-- AUFGABE A --
Übernimm aus der Auflistung unverändert die Zeilen von der Zeile mit "promo-thumbnail-strip: PALNNAS PELNNAS" bis einschließlich der Zeile mit "game-subtitle: Lardn [26,790,67,807]".

-- VORLIEGENDER AUSZUG --
-- -- --
Im Gegensatz zu Laozi (Lao-Tse), dem mythischen Gründervater des Daoismus, hat Zhuangzi offenbar wirklich gelebt. Sein persönlicher Name war Zhuāng Zhōu. Er lebte an der Wende vom 4. zum 3. Jahrhundert v.u.Z. und arbeitete zumindest zu einem bestimmten Zeitpunkt und nach eigenen Zeugnissen in der Stadt Meng im Staat Song als Gärtner. Das vorliegende Werk trägt im Chinesischen den gleichen Namen wie sein Autor: Zhuangzi. Es besteht in der mir vorliegenden Ausgabe (s.u.) aus drei Teilen:
- 7 so genannten Inneren Kapiteln
- 15 Äußeren Kapiteln
- und 11 Vermischten Kapiteln
Die heutige Philologie geht davon aus, dass die so genannten Inneren Kapitel die ältesten sind und, mindestens zu einem großen Teil, von Zhuangzi oder seinen ersten Schülern stammen. Durch die unterschiedliche Herkunft in Zeit, Ort und Autor des ganzen Zhuangzi ist es natürlich sehr heterogen und widerspricht sich in Teilen, widerspricht auch schon mal der Autorität des daoistischen Gründertexts, des Tao te king, bzw. in heutiger Umschrift Daodejing. Nirgends zeigt sich das so schön wie in der Darstellung des Konfuzius. Mal ist er ein (allerdings daoistischer!) Weiser, mal dümmer als der Dorftrottel, von dem er noch lernen muss. Mal wird uns letzteres mit dem Holzhammer eingeprägt, mal aber auch mit sehr subtilem ironischem Humor.
-- -- --
-- EINGABEZEILEN --
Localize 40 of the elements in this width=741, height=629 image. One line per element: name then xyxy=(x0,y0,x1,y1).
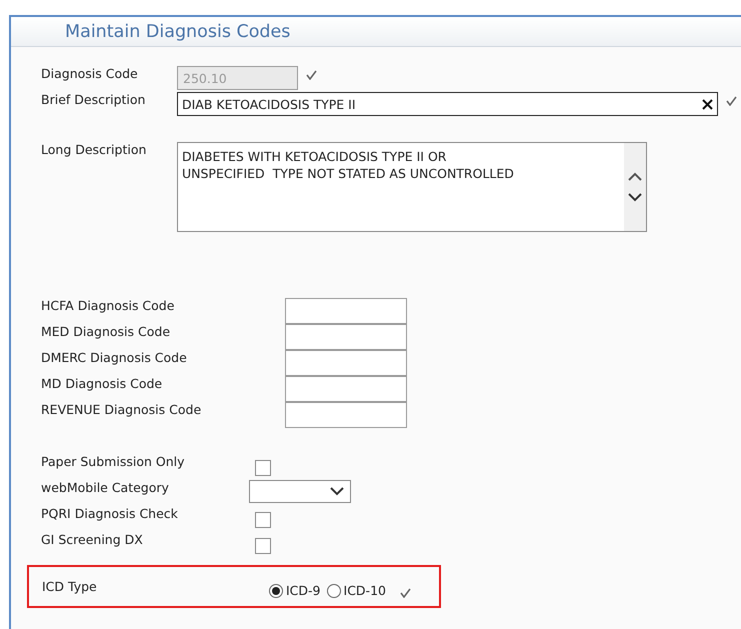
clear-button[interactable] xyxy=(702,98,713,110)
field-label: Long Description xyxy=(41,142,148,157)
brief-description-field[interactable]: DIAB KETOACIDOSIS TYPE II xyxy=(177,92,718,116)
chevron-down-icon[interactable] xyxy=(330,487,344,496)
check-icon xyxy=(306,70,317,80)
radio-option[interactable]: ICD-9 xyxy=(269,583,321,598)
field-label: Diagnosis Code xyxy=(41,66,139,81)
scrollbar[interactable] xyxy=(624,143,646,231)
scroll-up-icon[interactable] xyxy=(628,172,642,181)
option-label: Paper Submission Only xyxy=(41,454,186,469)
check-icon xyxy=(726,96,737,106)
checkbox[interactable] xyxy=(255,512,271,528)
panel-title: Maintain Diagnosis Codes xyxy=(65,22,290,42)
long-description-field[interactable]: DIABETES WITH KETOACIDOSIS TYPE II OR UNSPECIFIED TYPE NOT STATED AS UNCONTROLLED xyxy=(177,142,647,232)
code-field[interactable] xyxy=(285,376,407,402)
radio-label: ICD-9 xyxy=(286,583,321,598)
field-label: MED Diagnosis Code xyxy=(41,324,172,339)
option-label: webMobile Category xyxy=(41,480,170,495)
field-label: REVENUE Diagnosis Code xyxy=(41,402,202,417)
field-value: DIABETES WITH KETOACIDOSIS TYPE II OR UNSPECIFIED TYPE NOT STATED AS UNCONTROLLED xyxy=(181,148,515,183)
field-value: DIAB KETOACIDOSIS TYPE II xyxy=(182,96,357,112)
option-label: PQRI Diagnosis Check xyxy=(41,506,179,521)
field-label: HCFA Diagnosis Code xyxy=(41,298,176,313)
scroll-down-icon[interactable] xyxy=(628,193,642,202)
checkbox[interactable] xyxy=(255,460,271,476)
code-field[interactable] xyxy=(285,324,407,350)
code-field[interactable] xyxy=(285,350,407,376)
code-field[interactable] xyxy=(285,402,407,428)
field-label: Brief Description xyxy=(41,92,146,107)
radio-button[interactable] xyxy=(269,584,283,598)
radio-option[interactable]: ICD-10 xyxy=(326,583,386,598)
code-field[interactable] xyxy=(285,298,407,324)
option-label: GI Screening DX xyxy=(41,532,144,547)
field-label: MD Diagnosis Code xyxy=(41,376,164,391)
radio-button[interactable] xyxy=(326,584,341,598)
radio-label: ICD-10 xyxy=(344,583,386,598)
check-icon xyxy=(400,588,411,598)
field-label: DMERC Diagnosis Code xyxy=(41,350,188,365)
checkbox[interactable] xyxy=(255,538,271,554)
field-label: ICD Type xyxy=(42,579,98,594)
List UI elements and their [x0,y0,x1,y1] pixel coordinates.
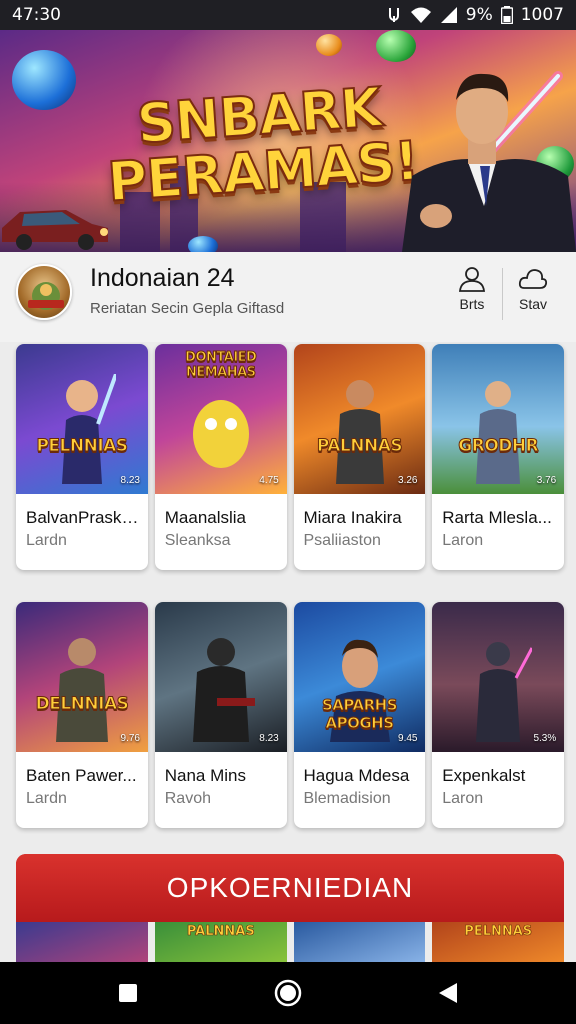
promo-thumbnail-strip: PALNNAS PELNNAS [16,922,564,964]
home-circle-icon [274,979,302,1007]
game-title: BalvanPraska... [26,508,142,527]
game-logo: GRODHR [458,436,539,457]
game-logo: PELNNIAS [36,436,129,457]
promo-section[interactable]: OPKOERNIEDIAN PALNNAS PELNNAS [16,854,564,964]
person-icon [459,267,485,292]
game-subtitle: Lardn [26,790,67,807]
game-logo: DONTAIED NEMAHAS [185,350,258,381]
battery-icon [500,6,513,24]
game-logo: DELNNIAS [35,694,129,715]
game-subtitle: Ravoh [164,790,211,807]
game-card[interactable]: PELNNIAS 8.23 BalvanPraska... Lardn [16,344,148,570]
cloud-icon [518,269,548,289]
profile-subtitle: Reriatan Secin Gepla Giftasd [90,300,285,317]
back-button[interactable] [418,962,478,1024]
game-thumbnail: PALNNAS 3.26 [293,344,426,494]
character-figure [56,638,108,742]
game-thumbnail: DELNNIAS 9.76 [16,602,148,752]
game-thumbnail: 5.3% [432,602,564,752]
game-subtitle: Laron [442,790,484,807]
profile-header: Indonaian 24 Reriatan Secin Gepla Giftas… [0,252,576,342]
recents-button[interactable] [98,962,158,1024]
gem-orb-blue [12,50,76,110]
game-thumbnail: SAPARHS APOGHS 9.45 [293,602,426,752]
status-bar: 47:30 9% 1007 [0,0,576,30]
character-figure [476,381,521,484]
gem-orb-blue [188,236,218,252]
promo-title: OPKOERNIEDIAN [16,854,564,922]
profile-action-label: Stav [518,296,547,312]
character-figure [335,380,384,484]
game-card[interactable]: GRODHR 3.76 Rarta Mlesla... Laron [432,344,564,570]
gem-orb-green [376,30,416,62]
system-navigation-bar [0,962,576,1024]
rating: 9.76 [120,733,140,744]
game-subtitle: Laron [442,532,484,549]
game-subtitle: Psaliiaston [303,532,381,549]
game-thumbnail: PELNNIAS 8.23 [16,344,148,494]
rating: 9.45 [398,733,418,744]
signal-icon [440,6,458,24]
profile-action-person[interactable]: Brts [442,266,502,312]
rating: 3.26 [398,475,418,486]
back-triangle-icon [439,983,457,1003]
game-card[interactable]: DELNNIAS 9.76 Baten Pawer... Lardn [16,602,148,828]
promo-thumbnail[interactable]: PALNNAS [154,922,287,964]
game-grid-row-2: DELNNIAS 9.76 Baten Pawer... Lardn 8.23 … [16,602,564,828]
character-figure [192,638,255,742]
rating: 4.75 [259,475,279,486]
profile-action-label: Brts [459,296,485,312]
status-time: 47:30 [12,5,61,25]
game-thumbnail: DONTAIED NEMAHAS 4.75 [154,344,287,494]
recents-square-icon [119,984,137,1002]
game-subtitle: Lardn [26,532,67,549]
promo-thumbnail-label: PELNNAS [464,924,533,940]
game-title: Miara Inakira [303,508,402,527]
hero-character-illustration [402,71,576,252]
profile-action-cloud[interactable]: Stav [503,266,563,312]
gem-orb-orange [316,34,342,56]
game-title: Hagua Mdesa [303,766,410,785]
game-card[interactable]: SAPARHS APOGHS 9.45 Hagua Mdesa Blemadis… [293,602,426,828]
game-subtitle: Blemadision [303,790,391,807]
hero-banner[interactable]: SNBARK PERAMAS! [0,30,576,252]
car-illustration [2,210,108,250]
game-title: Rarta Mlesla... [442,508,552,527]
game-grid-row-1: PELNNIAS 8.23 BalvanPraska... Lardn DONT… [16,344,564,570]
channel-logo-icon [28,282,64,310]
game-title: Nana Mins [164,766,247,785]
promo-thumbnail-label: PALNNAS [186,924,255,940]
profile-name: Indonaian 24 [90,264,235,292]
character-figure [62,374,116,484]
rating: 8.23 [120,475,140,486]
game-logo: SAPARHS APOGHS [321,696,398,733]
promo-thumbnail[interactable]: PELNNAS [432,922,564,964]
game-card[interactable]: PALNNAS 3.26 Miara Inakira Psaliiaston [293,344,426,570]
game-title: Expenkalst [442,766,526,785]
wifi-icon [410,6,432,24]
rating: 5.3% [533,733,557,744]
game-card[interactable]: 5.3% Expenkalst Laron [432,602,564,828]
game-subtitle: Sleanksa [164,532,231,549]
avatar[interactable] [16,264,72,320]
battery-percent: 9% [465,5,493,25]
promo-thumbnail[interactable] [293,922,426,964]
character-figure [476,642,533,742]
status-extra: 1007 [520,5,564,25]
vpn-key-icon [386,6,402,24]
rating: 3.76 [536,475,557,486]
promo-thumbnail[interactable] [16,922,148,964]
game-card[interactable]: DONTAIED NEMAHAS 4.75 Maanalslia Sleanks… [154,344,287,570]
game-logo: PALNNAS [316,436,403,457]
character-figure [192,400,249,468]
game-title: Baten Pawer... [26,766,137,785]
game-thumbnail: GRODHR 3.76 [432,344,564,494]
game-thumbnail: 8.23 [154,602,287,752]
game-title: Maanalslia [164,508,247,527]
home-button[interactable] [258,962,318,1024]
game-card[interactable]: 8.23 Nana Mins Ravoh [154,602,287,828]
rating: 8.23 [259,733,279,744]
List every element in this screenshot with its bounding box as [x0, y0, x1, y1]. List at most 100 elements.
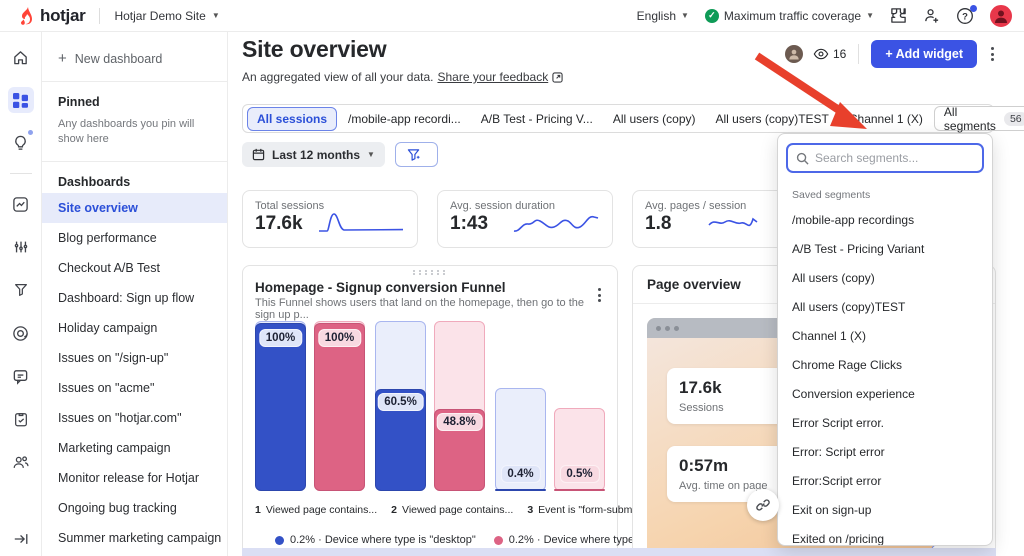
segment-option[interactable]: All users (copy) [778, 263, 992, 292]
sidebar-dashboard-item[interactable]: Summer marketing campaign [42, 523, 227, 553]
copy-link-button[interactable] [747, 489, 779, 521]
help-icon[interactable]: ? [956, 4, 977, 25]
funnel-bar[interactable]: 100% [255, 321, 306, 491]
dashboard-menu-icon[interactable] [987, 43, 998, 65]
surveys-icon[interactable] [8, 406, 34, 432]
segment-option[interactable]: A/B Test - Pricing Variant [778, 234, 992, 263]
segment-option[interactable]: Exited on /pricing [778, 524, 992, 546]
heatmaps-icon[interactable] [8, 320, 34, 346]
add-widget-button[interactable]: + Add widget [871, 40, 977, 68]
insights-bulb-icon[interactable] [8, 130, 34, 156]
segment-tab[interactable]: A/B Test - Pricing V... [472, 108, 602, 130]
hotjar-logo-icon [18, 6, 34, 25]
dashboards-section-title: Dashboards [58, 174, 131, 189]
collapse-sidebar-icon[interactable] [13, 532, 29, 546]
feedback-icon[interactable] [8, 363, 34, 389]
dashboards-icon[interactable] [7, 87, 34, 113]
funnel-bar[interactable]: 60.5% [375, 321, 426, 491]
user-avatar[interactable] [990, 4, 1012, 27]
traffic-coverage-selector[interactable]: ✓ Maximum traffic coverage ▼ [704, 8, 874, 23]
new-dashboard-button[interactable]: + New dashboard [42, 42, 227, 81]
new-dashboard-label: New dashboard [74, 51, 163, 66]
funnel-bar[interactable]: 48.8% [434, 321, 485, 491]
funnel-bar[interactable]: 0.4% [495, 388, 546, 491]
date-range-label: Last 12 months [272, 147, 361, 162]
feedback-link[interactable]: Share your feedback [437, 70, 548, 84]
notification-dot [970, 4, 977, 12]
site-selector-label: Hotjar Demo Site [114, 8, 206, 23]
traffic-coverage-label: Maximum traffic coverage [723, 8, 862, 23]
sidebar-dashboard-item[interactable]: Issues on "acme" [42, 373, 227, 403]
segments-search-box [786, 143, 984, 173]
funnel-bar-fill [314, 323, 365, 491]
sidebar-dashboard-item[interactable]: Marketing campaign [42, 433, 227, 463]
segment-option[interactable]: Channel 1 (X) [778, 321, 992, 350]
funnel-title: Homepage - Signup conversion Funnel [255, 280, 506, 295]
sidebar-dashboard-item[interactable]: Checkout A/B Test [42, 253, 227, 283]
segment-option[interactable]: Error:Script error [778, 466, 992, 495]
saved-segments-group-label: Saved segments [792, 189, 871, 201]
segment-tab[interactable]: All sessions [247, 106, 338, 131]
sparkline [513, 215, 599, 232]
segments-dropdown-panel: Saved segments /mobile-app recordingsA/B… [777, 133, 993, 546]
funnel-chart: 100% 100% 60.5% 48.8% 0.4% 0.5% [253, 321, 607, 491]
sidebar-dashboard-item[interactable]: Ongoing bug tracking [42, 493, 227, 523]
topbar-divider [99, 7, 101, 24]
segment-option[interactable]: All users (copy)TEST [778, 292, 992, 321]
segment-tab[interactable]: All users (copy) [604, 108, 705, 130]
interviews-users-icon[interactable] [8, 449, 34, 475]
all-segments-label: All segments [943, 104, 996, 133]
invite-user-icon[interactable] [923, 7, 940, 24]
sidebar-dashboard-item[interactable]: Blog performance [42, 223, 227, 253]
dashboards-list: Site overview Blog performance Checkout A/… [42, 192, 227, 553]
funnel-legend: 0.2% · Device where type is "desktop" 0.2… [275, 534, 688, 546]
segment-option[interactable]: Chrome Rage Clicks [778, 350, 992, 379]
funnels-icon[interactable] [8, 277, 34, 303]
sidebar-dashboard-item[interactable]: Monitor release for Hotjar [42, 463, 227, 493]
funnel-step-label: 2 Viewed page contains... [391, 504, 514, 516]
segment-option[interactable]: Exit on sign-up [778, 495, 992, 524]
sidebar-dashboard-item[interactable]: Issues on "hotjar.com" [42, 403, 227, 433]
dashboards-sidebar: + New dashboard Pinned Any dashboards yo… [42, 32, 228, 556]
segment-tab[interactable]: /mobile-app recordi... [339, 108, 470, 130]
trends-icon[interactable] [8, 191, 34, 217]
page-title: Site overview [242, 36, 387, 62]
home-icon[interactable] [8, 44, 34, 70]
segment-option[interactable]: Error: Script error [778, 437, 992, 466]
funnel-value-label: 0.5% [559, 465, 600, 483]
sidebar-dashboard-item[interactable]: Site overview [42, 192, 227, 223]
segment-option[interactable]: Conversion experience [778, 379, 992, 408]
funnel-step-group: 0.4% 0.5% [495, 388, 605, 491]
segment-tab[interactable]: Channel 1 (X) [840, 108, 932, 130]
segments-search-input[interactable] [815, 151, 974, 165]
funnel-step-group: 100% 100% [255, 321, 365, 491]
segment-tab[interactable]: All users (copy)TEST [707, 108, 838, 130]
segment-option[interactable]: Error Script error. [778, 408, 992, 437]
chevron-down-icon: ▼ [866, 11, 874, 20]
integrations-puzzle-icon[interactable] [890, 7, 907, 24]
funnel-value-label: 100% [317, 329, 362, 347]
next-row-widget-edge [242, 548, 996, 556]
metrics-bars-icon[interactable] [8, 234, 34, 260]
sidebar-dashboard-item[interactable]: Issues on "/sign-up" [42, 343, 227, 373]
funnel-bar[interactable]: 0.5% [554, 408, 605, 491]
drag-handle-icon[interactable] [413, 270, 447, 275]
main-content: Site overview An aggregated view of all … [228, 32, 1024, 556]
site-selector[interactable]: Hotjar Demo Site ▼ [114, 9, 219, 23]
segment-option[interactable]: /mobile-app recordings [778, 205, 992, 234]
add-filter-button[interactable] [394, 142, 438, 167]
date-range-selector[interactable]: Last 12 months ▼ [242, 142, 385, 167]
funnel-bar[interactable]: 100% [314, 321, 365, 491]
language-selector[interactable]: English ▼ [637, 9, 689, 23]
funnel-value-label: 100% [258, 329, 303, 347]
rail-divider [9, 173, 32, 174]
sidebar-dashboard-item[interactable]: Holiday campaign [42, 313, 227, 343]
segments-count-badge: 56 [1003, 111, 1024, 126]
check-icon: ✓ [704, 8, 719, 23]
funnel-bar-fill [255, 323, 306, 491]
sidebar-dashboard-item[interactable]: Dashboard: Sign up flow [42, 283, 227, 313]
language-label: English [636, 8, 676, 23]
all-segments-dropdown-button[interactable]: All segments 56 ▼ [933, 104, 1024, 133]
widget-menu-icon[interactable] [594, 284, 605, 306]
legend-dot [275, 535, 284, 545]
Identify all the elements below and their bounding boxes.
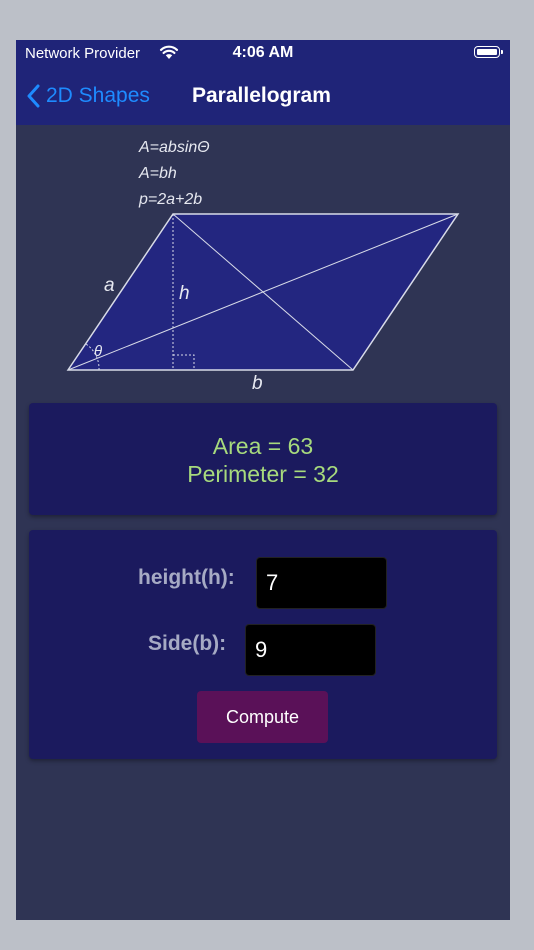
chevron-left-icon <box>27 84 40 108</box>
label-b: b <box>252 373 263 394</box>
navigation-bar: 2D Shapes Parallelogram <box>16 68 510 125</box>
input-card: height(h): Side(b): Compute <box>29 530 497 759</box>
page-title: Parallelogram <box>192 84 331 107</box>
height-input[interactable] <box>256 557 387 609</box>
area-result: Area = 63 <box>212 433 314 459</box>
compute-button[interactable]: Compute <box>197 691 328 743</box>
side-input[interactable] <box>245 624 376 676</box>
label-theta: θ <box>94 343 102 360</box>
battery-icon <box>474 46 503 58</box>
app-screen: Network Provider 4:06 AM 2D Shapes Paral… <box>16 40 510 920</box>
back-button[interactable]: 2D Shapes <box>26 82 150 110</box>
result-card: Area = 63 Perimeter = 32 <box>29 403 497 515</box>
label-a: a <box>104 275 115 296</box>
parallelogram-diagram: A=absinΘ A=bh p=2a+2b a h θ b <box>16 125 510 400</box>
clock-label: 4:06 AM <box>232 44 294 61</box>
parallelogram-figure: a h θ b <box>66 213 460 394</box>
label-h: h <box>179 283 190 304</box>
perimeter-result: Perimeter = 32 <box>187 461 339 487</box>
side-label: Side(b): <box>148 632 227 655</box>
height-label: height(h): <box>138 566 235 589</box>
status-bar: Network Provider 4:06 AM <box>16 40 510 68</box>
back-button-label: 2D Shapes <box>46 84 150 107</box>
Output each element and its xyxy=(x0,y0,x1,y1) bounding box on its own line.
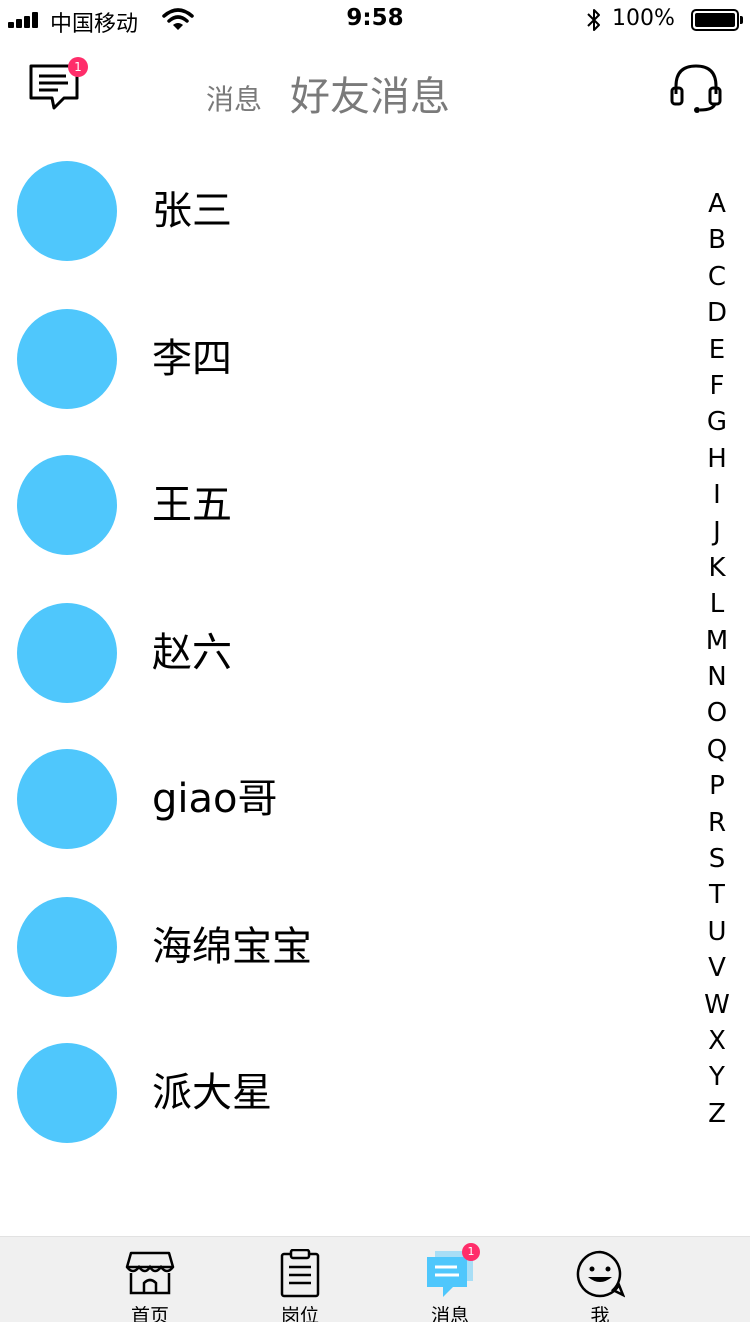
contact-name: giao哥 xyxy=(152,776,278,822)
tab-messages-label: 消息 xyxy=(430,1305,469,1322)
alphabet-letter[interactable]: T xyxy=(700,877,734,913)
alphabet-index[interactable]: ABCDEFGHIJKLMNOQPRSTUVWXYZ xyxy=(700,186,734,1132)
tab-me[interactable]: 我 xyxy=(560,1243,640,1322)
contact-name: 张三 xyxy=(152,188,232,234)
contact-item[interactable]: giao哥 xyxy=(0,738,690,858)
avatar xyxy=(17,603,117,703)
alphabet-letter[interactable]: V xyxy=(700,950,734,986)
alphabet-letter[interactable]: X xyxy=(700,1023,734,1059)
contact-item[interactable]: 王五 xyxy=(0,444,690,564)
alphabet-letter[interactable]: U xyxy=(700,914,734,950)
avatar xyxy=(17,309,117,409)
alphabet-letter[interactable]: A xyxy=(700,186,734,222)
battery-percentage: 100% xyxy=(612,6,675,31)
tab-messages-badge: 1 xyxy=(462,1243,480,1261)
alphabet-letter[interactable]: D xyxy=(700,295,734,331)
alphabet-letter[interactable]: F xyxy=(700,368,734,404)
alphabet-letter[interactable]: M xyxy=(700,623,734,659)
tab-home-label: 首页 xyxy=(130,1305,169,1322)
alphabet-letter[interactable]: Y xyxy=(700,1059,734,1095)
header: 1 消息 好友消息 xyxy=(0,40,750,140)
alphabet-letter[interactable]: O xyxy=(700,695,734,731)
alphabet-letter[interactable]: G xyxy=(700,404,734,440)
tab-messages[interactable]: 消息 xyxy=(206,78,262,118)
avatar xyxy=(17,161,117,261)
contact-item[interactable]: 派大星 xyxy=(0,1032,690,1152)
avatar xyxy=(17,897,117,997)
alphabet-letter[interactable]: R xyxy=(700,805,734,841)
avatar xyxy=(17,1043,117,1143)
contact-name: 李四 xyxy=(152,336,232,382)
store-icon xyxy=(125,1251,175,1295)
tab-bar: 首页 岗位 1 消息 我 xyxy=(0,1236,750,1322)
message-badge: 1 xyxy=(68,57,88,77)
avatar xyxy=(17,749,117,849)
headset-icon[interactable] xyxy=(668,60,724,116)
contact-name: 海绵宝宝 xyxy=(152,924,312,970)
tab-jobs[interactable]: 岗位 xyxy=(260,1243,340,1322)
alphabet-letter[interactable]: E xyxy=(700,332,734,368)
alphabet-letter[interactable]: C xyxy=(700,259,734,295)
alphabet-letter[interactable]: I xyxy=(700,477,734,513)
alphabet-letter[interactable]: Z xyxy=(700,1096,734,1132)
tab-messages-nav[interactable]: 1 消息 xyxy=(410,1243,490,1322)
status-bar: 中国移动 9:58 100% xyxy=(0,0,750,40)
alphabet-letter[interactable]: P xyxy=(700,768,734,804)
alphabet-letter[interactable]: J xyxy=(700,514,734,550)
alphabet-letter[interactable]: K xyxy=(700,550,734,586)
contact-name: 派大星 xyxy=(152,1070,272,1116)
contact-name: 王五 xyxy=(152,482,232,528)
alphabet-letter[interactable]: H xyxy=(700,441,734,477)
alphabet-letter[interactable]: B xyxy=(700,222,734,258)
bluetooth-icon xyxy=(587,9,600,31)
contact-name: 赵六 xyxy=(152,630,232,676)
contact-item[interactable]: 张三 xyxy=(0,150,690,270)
-- -- --
-- AUFGABE B --
In welcher Stadt arbeitete Zhuangzi laut dem Text über Zhuangzi als Gärtner?

-- VOLLSTÄNDIGE ANTWORT A --
promo-thumbnail-strip: PALNNAS PELNNAS [16,922,564,964]
home-circle-icon [274,979,302,1007]
game-title: BalvanPraska... [26,508,142,527]
game-logo: GRODHR [458,436,539,457]
game-logo: PELNNIAS [36,436,129,457]
promo-section[interactable]: OPKOERNIEDIAN PALNNAS PELNNAS [16,854,564,964]
person-icon [459,267,485,292]
game-subtitle: Lardn [26,790,67,807]

-- VOLLSTÄNDIGE ANTWORT B --
In der Stadt Meng im Staat Song.